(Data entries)
####################
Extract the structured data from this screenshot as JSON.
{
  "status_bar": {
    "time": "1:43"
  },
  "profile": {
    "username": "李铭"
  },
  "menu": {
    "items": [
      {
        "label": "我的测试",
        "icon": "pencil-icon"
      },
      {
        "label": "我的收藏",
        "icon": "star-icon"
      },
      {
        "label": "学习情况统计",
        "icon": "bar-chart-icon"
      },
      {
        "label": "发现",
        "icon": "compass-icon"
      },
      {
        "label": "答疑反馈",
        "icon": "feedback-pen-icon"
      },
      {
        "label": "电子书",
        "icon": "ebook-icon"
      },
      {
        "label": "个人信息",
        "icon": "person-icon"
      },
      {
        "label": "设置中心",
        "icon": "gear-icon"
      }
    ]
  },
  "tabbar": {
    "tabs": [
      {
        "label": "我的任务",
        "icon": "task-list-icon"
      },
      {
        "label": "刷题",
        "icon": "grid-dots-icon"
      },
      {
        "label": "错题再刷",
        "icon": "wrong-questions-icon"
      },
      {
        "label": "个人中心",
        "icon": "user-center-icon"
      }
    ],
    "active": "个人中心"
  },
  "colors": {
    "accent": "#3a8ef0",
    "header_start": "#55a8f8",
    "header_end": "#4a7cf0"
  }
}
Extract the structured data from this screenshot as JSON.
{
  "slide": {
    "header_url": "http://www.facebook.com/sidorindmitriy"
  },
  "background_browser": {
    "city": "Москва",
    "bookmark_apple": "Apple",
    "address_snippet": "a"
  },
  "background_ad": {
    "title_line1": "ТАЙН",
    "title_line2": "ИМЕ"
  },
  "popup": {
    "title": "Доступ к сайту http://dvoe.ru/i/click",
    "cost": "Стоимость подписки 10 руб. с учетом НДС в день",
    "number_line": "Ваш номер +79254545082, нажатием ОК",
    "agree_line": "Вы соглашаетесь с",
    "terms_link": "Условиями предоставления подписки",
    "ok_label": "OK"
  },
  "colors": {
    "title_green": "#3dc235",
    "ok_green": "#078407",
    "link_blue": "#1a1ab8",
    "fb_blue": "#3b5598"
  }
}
####################
• **WRITTEN INSTRUCTION**:
Your task is to retype all the records above with nothing left out.

• **EXERCISE RESPONSE**:
Extract the structured data from this screenshot as JSON.
{
  "status_bar": {
    "time": "1:43"
  },
  "profile": {
    "username": "李铭"
  },
  "menu": {
    "items": [
      {
        "label": "我的测试",
        "icon": "pencil-icon"
      },
      {
        "label": "我的收藏",
        "icon": "star-icon"
      },
      {
        "label": "学习情况统计",
        "icon": "bar-chart-icon"
      },
      {
        "label": "发现",
        "icon": "compass-icon"
      },
      {
        "label": "答疑反馈",
        "icon": "feedback-pen-icon"
      },
      {
        "label": "电子书",
        "icon": "ebook-icon"
      },
      {
        "label": "个人信息",
        "icon": "person-icon"
      },
      {
        "label": "设置中心",
        "icon": "gear-icon"
      }
    ]
  },
  "tabbar": {
    "tabs": [
      {
        "label": "我的任务",
        "icon": "task-list-icon"
      },
      {
        "label": "刷题",
        "icon": "grid-dots-icon"
      },
      {
        "label": "错题再刷",
        "icon": "wrong-questions-icon"
      },
      {
        "label": "个人中心",
        "icon": "user-center-icon"
      }
    ],
    "active": "个人中心"
  },
  "colors": {
    "accent": "#3a8ef0",
    "header_start": "#55a8f8",
    "header_end": "#4a7cf0"
  }
}
Extract the structured data from this screenshot as JSON.
{
  "slide": {
    "header_url": "http://www.facebook.com/sidorindmitriy"
  },
  "background_browser": {
    "city": "Москва",
    "bookmark_apple": "Apple",
    "address_snippet": "a"
  },
  "background_ad": {
    "title_line1": "ТАЙН",
    "title_line2": "ИМЕ"
  },
  "popup": {
    "title": "Доступ к сайту http://dvoe.ru/i/click",
    "cost": "Стоимость подписки 10 руб. с учетом НДС в день",
    "number_line": "Ваш номер +79254545082, нажатием ОК",
    "agree_line": "Вы соглашаетесь с",
    "terms_link": "Условиями предоставления подписки",
    "ok_label": "OK"
  },
  "colors": {
    "title_green": "#3dc235",
    "ok_green": "#078407",
    "link_blue": "#1a1ab8",
    "fb_blue": "#3b5598"
  }
}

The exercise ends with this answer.